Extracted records
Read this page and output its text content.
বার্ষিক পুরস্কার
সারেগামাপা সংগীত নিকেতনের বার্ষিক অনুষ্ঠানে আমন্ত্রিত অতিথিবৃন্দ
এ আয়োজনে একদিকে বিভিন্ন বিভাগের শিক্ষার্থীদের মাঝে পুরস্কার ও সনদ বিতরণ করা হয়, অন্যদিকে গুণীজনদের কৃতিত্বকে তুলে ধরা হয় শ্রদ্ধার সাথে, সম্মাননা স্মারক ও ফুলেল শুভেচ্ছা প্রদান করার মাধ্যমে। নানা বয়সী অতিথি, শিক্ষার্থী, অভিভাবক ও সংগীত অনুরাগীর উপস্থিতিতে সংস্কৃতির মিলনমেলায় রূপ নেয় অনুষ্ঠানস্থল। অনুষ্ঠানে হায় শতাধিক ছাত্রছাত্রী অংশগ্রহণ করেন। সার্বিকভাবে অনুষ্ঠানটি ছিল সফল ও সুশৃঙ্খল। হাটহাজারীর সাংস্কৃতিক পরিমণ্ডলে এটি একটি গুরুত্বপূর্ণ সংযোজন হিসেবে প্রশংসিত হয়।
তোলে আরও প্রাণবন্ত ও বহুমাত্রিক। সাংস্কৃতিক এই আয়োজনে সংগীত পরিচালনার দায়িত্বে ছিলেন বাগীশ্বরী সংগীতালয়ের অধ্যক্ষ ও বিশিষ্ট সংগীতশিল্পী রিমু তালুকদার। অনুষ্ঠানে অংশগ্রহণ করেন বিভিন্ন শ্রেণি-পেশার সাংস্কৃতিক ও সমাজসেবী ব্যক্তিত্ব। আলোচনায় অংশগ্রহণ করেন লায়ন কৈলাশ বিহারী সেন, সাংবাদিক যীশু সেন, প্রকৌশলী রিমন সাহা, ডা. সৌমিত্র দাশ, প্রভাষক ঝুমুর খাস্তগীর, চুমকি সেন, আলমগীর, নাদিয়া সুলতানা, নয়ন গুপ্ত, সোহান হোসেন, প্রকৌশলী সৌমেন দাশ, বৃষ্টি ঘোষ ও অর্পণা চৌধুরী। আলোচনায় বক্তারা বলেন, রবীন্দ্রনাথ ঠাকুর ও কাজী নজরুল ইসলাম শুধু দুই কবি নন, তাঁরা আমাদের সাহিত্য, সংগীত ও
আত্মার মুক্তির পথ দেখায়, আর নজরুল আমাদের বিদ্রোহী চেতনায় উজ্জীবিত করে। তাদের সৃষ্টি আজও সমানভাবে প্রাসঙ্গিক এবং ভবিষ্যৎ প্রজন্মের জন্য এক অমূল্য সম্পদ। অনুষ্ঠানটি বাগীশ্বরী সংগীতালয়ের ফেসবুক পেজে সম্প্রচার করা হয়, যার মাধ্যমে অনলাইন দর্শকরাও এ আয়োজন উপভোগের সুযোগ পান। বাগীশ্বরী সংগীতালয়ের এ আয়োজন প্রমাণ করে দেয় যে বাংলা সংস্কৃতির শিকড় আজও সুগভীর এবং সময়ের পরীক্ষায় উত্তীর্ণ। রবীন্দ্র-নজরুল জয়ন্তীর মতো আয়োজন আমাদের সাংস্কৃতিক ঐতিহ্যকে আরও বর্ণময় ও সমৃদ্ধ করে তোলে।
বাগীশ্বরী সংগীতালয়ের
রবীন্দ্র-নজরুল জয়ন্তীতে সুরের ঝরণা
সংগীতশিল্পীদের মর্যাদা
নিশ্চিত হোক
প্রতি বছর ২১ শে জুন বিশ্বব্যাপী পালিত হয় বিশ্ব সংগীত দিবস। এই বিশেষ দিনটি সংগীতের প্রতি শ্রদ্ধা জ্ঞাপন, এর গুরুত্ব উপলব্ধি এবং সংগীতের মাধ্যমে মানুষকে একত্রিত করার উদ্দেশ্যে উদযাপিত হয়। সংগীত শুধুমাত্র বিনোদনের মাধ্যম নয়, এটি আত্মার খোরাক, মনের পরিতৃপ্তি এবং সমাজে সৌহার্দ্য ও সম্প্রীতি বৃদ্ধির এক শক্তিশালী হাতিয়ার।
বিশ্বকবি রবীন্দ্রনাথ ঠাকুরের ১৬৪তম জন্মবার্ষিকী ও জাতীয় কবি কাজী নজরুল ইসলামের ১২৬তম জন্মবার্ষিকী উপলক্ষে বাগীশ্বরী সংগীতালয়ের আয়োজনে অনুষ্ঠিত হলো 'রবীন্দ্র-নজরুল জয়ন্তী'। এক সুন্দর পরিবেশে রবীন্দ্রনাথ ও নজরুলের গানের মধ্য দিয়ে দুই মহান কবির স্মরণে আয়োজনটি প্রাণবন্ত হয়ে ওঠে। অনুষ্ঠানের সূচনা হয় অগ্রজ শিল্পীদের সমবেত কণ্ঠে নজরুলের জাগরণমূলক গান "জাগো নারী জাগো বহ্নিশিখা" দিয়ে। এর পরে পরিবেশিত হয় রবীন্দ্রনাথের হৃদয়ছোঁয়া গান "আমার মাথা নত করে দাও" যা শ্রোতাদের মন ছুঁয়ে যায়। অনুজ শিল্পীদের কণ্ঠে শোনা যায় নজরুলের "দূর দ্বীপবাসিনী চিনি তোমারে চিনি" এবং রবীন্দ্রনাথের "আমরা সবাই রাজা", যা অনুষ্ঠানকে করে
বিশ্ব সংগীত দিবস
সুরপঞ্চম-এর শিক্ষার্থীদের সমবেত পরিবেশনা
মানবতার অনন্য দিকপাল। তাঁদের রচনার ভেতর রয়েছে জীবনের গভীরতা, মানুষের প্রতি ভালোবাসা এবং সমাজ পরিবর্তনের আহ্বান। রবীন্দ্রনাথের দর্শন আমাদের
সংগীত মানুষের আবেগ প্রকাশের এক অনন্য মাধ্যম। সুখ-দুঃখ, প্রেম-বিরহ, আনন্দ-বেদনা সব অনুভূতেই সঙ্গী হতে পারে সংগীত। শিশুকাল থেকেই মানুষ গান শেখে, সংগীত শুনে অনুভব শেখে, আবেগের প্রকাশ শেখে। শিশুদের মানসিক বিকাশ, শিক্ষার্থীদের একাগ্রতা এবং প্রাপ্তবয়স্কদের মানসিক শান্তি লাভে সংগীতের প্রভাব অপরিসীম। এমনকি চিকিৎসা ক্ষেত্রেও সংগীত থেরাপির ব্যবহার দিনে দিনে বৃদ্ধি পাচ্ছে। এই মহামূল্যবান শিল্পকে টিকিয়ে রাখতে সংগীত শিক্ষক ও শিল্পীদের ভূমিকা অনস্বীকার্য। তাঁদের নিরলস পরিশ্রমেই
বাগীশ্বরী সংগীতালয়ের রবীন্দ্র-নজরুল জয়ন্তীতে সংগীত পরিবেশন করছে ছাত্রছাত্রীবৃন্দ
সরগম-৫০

■ Task prompt ■
Each record above should be restated word for word.

■ Expected answer ■
Read this page and output its text content.
বার্ষিক পুরস্কার
সারেগামাপা সংগীত নিকেতনের বার্ষিক অনুষ্ঠানে আমন্ত্রিত অতিথিবৃন্দ
এ আয়োজনে একদিকে বিভিন্ন বিভাগের শিক্ষার্থীদের মাঝে পুরস্কার ও সনদ বিতরণ করা হয়, অন্যদিকে গুণীজনদের কৃতিত্বকে তুলে ধরা হয় শ্রদ্ধার সাথে, সম্মাননা স্মারক ও ফুলেল শুভেচ্ছা প্রদান করার মাধ্যমে। নানা বয়সী অতিথি, শিক্ষার্থী, অভিভাবক ও সংগীত অনুরাগীর উপস্থিতিতে সংস্কৃতির মিলনমেলায় রূপ নেয় অনুষ্ঠানস্থল। অনুষ্ঠানে হায় শতাধিক ছাত্রছাত্রী অংশগ্রহণ করেন। সার্বিকভাবে অনুষ্ঠানটি ছিল সফল ও সুশৃঙ্খল। হাটহাজারীর সাংস্কৃতিক পরিমণ্ডলে এটি একটি গুরুত্বপূর্ণ সংযোজন হিসেবে প্রশংসিত হয়।
তোলে আরও প্রাণবন্ত ও বহুমাত্রিক। সাংস্কৃতিক এই আয়োজনে সংগীত পরিচালনার দায়িত্বে ছিলেন বাগীশ্বরী সংগীতালয়ের অধ্যক্ষ ও বিশিষ্ট সংগীতশিল্পী রিমু তালুকদার। অনুষ্ঠানে অংশগ্রহণ করেন বিভিন্ন শ্রেণি-পেশার সাংস্কৃতিক ও সমাজসেবী ব্যক্তিত্ব। আলোচনায় অংশগ্রহণ করেন লায়ন কৈলাশ বিহারী সেন, সাংবাদিক যীশু সেন, প্রকৌশলী রিমন সাহা, ডা. সৌমিত্র দাশ, প্রভাষক ঝুমুর খাস্তগীর, চুমকি সেন, আলমগীর, নাদিয়া সুলতানা, নয়ন গুপ্ত, সোহান হোসেন, প্রকৌশলী সৌমেন দাশ, বৃষ্টি ঘোষ ও অর্পণা চৌধুরী। আলোচনায় বক্তারা বলেন, রবীন্দ্রনাথ ঠাকুর ও কাজী নজরুল ইসলাম শুধু দুই কবি নন, তাঁরা আমাদের সাহিত্য, সংগীত ও
আত্মার মুক্তির পথ দেখায়, আর নজরুল আমাদের বিদ্রোহী চেতনায় উজ্জীবিত করে। তাদের সৃষ্টি আজও সমানভাবে প্রাসঙ্গিক এবং ভবিষ্যৎ প্রজন্মের জন্য এক অমূল্য সম্পদ। অনুষ্ঠানটি বাগীশ্বরী সংগীতালয়ের ফেসবুক পেজে সম্প্রচার করা হয়, যার মাধ্যমে অনলাইন দর্শকরাও এ আয়োজন উপভোগের সুযোগ পান। বাগীশ্বরী সংগীতালয়ের এ আয়োজন প্রমাণ করে দেয় যে বাংলা সংস্কৃতির শিকড় আজও সুগভীর এবং সময়ের পরীক্ষায় উত্তীর্ণ। রবীন্দ্র-নজরুল জয়ন্তীর মতো আয়োজন আমাদের সাংস্কৃতিক ঐতিহ্যকে আরও বর্ণময় ও সমৃদ্ধ করে তোলে।
বাগীশ্বরী সংগীতালয়ের
রবীন্দ্র-নজরুল জয়ন্তীতে সুরের ঝরণা
সংগীতশিল্পীদের মর্যাদা
নিশ্চিত হোক
প্রতি বছর ২১ শে জুন বিশ্বব্যাপী পালিত হয় বিশ্ব সংগীত দিবস। এই বিশেষ দিনটি সংগীতের প্রতি শ্রদ্ধা জ্ঞাপন, এর গুরুত্ব উপলব্ধি এবং সংগীতের মাধ্যমে মানুষকে একত্রিত করার উদ্দেশ্যে উদযাপিত হয়। সংগীত শুধুমাত্র বিনোদনের মাধ্যম নয়, এটি আত্মার খোরাক, মনের পরিতৃপ্তি এবং সমাজে সৌহার্দ্য ও সম্প্রীতি বৃদ্ধির এক শক্তিশালী হাতিয়ার।
বিশ্বকবি রবীন্দ্রনাথ ঠাকুরের ১৬৪তম জন্মবার্ষিকী ও জাতীয় কবি কাজী নজরুল ইসলামের ১২৬তম জন্মবার্ষিকী উপলক্ষে বাগীশ্বরী সংগীতালয়ের আয়োজনে অনুষ্ঠিত হলো 'রবীন্দ্র-নজরুল জয়ন্তী'। এক সুন্দর পরিবেশে রবীন্দ্রনাথ ও নজরুলের গানের মধ্য দিয়ে দুই মহান কবির স্মরণে আয়োজনটি প্রাণবন্ত হয়ে ওঠে। অনুষ্ঠানের সূচনা হয় অগ্রজ শিল্পীদের সমবেত কণ্ঠে নজরুলের জাগরণমূলক গান "জাগো নারী জাগো বহ্নিশিখা" দিয়ে। এর পরে পরিবেশিত হয় রবীন্দ্রনাথের হৃদয়ছোঁয়া গান "আমার মাথা নত করে দাও" যা শ্রোতাদের মন ছুঁয়ে যায়। অনুজ শিল্পীদের কণ্ঠে শোনা যায় নজরুলের "দূর দ্বীপবাসিনী চিনি তোমারে চিনি" এবং রবীন্দ্রনাথের "আমরা সবাই রাজা", যা অনুষ্ঠানকে করে
বিশ্ব সংগীত দিবস
সুরপঞ্চম-এর শিক্ষার্থীদের সমবেত পরিবেশনা
মানবতার অনন্য দিকপাল। তাঁদের রচনার ভেতর রয়েছে জীবনের গভীরতা, মানুষের প্রতি ভালোবাসা এবং সমাজ পরিবর্তনের আহ্বান। রবীন্দ্রনাথের দর্শন আমাদের
সংগীত মানুষের আবেগ প্রকাশের এক অনন্য মাধ্যম। সুখ-দুঃখ, প্রেম-বিরহ, আনন্দ-বেদনা সব অনুভূতেই সঙ্গী হতে পারে সংগীত। শিশুকাল থেকেই মানুষ গান শেখে, সংগীত শুনে অনুভব শেখে, আবেগের প্রকাশ শেখে। শিশুদের মানসিক বিকাশ, শিক্ষার্থীদের একাগ্রতা এবং প্রাপ্তবয়স্কদের মানসিক শান্তি লাভে সংগীতের প্রভাব অপরিসীম। এমনকি চিকিৎসা ক্ষেত্রেও সংগীত থেরাপির ব্যবহার দিনে দিনে বৃদ্ধি পাচ্ছে। এই মহামূল্যবান শিল্পকে টিকিয়ে রাখতে সংগীত শিক্ষক ও শিল্পীদের ভূমিকা অনস্বীকার্য। তাঁদের নিরলস পরিশ্রমেই
বাগীশ্বরী সংগীতালয়ের রবীন্দ্র-নজরুল জয়ন্তীতে সংগীত পরিবেশন করছে ছাত্রছাত্রীবৃন্দ
সরগম-৫০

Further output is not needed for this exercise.